Exercise instructions – Give the number of lines in the entries that contain "część". State only the count.

The input –
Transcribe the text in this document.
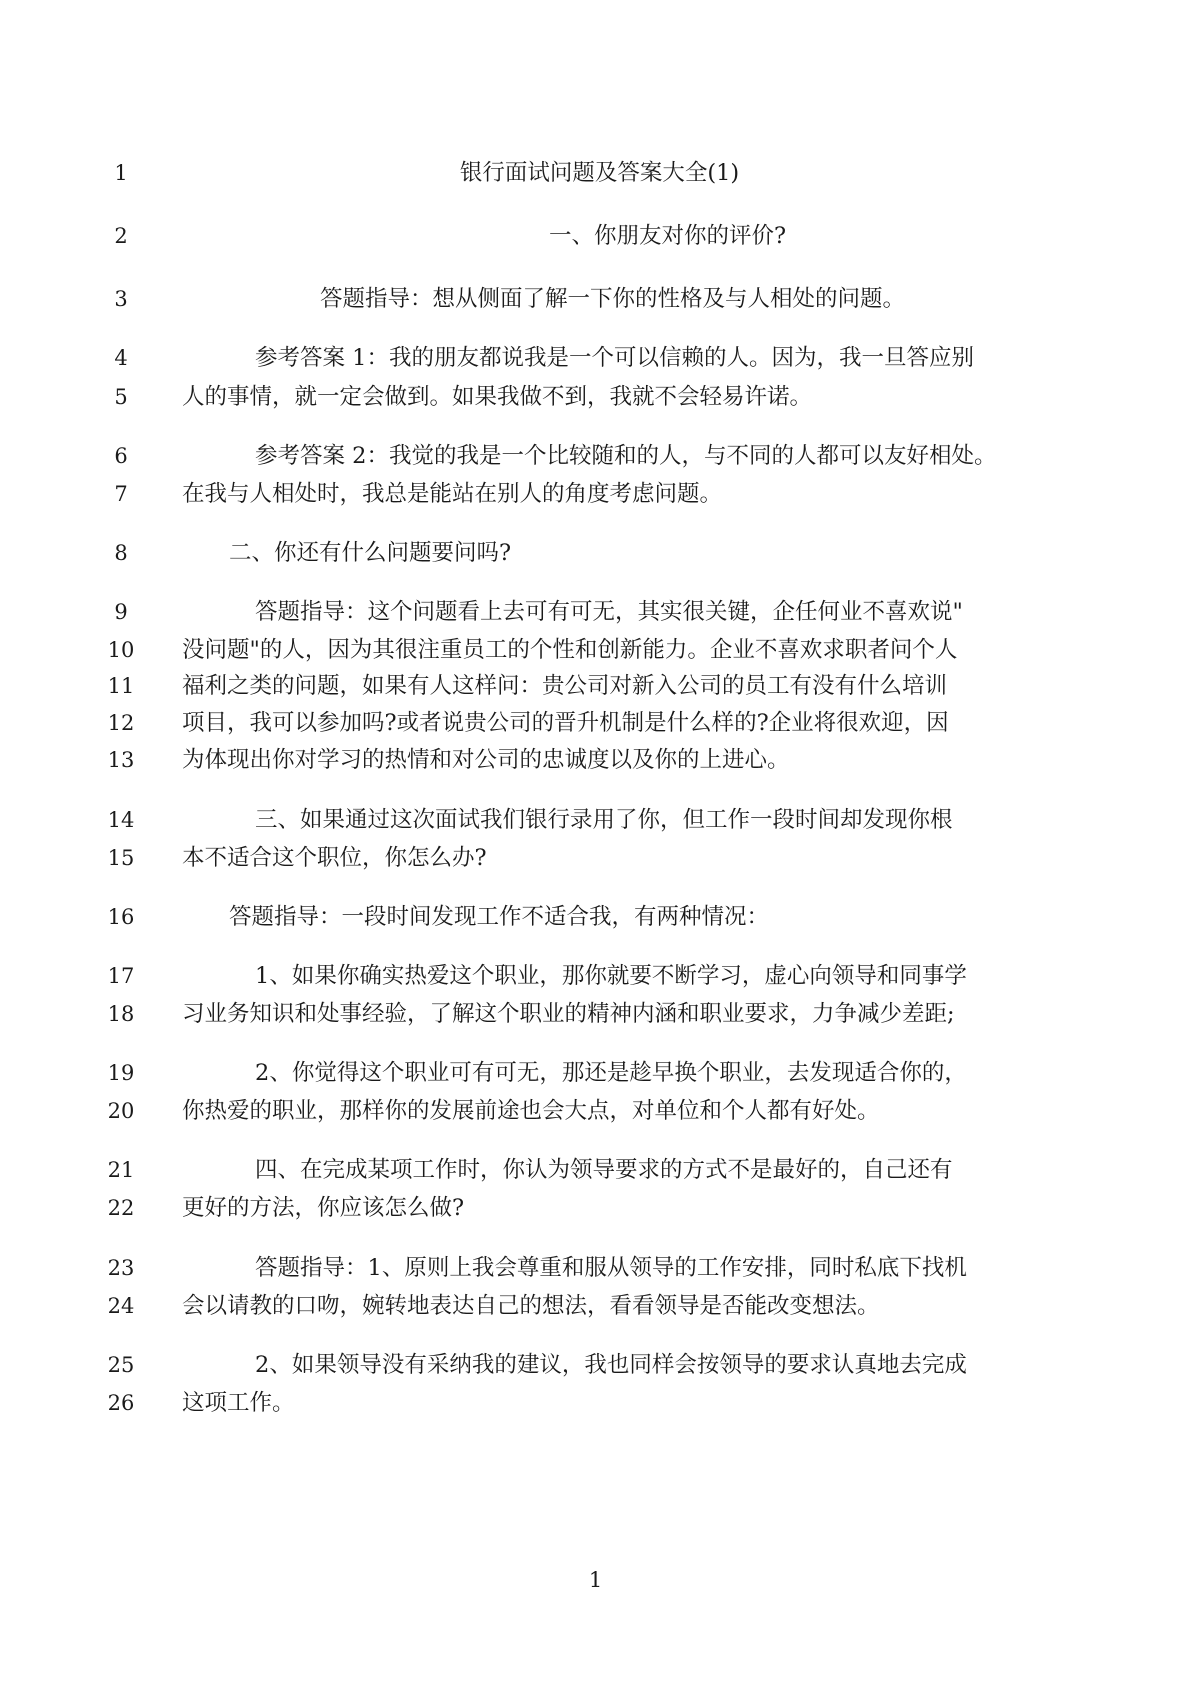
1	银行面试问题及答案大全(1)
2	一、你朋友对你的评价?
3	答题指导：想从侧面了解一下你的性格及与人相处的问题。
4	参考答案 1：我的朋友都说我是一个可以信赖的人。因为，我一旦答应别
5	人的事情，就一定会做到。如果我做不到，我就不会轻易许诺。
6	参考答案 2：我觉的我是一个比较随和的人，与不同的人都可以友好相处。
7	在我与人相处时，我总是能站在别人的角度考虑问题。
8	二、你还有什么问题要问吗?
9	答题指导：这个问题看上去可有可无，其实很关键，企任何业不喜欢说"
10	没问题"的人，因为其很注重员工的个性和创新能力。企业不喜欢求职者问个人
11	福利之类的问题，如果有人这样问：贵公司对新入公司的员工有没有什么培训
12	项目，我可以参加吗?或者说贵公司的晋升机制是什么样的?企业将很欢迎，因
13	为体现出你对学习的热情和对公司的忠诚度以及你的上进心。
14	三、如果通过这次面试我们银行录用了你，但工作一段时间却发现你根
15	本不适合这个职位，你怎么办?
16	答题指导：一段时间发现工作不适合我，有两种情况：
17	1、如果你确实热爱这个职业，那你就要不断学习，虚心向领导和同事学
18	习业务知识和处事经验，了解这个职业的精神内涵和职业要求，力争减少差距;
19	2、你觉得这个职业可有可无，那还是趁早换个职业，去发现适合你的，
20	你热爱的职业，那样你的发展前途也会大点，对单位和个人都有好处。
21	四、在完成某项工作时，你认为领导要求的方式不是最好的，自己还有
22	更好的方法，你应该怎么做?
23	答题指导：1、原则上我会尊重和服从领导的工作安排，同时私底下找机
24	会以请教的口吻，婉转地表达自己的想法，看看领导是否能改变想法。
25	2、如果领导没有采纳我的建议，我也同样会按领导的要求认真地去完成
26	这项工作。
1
---
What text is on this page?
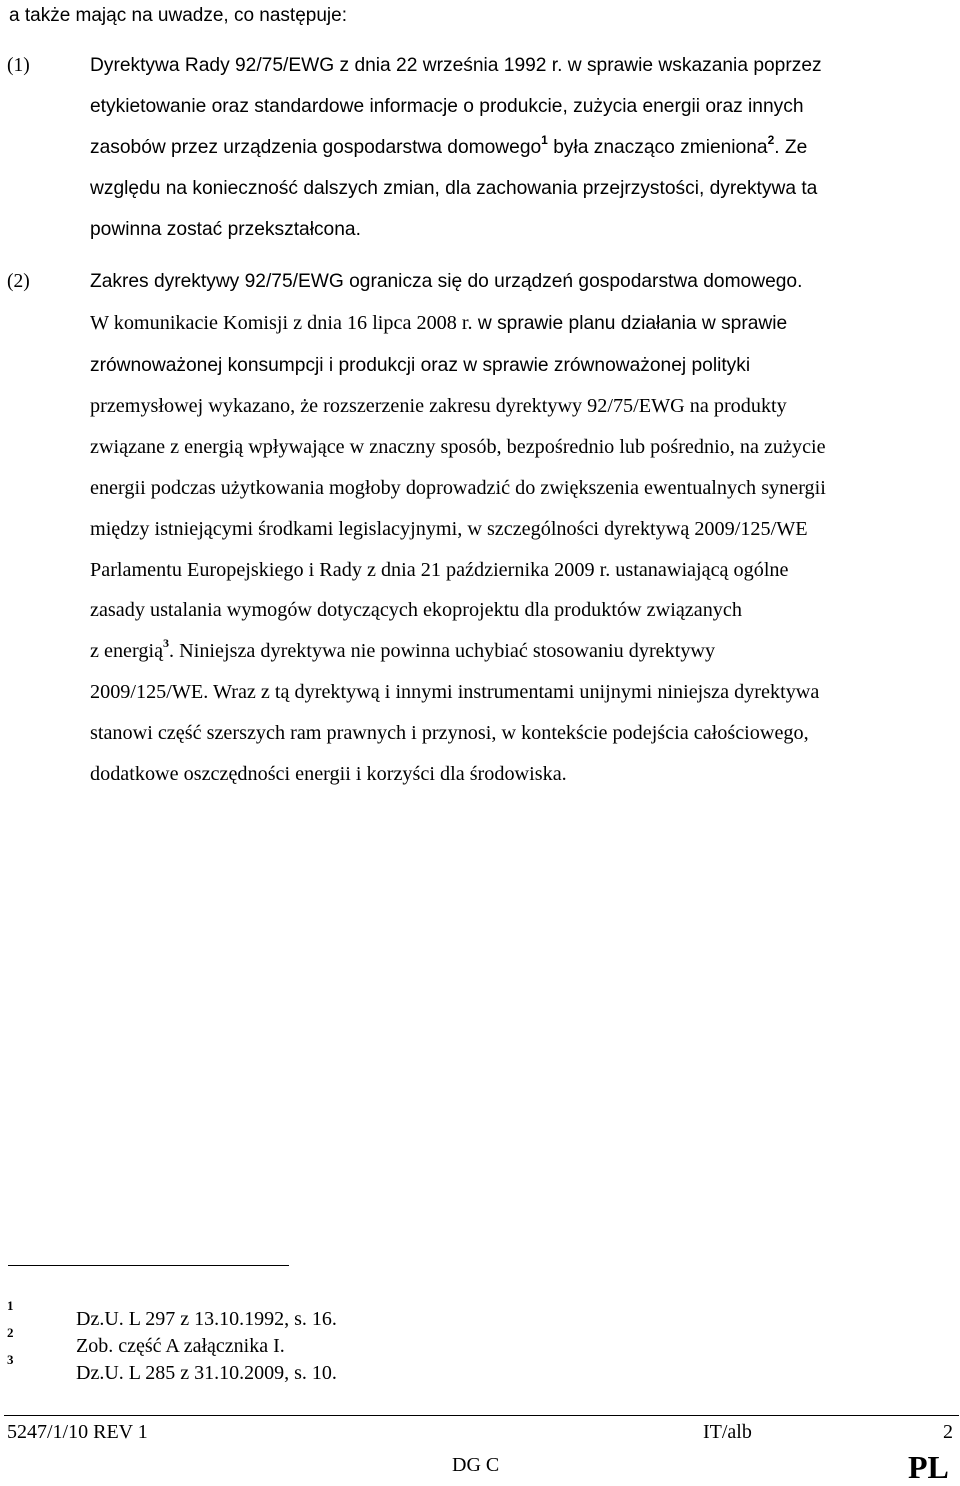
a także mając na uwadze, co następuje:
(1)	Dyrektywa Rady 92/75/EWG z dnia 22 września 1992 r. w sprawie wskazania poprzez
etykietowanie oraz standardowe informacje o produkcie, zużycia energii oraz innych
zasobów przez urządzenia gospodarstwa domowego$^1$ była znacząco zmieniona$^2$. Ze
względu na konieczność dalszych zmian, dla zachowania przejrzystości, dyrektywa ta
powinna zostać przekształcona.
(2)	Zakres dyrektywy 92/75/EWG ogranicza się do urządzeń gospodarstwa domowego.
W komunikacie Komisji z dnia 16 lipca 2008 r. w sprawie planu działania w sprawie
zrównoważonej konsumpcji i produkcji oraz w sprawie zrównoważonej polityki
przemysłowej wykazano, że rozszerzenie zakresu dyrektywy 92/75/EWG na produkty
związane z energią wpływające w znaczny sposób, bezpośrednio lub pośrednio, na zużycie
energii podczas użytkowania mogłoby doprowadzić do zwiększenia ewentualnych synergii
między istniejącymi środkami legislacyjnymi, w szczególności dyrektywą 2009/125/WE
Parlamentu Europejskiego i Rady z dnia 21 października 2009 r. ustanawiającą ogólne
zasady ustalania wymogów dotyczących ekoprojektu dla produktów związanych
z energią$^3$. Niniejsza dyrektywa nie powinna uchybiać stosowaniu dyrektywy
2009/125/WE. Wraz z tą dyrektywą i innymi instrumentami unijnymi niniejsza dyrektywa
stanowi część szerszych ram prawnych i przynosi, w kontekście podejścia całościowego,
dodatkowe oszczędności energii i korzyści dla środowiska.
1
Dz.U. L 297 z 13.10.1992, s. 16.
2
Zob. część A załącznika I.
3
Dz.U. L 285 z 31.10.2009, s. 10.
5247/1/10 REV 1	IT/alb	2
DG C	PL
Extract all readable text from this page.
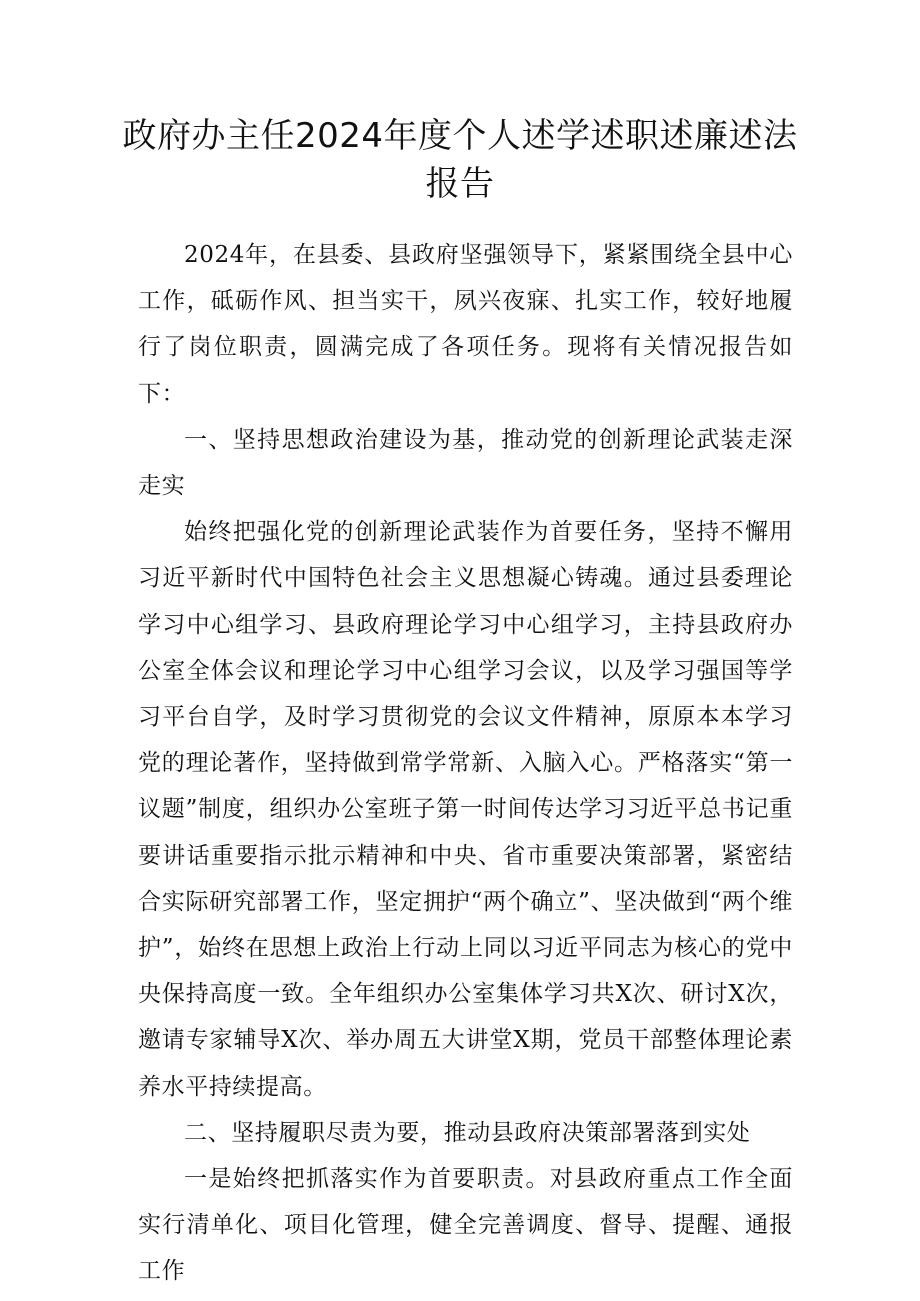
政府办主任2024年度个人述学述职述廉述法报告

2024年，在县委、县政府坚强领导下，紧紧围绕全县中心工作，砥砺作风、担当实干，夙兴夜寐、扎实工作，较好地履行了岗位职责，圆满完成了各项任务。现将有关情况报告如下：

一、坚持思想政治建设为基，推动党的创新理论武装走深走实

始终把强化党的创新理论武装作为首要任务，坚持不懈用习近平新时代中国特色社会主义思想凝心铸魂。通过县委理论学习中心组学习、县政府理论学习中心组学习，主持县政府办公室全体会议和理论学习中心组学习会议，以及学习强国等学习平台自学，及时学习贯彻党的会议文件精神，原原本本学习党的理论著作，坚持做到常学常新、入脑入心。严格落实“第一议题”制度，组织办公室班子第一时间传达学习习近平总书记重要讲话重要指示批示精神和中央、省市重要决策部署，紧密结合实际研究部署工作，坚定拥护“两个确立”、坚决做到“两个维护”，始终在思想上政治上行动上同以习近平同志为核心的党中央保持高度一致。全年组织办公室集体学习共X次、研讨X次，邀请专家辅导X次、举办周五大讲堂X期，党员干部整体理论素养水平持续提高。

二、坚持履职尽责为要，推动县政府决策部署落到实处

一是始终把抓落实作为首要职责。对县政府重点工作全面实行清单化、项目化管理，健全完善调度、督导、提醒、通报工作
==
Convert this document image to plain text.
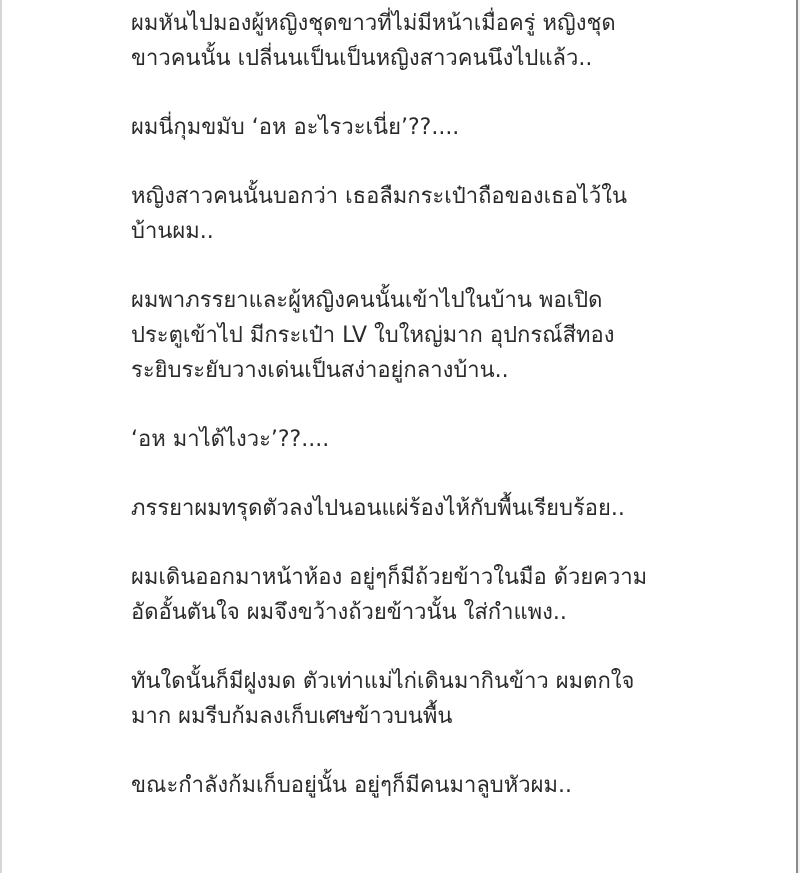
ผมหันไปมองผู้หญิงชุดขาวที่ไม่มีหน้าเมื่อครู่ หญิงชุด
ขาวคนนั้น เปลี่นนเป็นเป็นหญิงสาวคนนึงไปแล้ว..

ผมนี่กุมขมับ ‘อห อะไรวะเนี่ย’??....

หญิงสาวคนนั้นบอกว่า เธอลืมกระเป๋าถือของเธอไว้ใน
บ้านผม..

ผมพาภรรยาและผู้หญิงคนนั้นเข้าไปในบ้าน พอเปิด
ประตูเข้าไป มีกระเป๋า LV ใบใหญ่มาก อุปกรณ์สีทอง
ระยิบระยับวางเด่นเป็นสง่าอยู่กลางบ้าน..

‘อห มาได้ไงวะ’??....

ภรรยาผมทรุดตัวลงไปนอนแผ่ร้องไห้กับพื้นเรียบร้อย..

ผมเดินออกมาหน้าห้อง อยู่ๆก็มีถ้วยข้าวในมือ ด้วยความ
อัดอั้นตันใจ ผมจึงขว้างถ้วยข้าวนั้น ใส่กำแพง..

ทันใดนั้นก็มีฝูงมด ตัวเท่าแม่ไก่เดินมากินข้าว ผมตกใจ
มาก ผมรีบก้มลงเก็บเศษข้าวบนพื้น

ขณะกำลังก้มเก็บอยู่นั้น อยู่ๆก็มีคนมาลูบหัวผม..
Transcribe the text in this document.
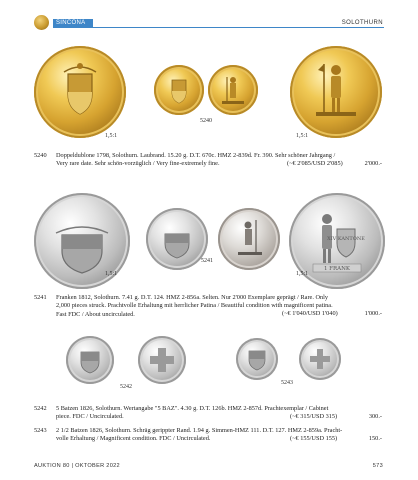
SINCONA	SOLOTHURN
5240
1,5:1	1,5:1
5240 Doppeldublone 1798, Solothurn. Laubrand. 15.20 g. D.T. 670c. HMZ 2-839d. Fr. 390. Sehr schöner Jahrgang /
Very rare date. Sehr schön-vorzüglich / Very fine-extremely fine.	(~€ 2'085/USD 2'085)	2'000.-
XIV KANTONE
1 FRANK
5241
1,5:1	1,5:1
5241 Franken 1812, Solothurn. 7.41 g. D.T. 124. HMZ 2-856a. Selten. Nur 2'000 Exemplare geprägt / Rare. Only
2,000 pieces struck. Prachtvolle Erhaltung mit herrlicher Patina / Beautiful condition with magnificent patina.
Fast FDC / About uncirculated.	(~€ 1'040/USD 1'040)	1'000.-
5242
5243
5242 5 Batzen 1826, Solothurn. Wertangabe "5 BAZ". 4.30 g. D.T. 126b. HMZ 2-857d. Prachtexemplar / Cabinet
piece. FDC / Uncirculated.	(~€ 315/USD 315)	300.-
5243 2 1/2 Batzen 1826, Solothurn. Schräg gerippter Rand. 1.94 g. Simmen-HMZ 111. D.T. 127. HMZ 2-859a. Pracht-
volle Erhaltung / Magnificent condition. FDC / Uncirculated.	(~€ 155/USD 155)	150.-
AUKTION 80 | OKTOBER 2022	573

Task result – 2